-- TASK OBJECTIVE --
Using the listing below, select the lines with the word "ИНФЕКЦИИ" and copy them.
* Begin MATERIAL FOR THIS TASK *
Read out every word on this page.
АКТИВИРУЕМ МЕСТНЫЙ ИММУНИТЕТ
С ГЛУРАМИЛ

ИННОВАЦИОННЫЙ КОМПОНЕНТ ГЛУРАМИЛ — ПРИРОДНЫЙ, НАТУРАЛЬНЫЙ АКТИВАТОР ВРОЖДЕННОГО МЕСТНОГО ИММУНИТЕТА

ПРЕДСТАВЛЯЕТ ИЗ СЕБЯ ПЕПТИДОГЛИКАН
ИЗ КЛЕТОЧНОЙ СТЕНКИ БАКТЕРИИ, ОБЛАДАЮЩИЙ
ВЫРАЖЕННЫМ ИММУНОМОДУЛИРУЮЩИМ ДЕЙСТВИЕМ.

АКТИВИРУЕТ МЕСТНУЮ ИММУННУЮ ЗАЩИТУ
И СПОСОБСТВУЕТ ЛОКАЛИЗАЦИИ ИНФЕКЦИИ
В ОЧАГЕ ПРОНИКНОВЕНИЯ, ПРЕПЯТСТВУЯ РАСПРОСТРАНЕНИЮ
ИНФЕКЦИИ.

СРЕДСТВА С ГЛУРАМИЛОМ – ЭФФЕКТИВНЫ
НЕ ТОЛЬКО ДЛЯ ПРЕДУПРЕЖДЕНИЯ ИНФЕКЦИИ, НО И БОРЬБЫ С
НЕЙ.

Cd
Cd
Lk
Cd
* End MATERIAL FOR THIS TASK *
-- WRITTEN ANSWER --
И СПОСОБСТВУЕТ ЛОКАЛИЗАЦИИ ИНФЕКЦИИ
ИНФЕКЦИИ.
НЕ ТОЛЬКО ДЛЯ ПРЕДУПРЕЖДЕНИЯ ИНФЕКЦИИ, НО И БОРЬБЫ С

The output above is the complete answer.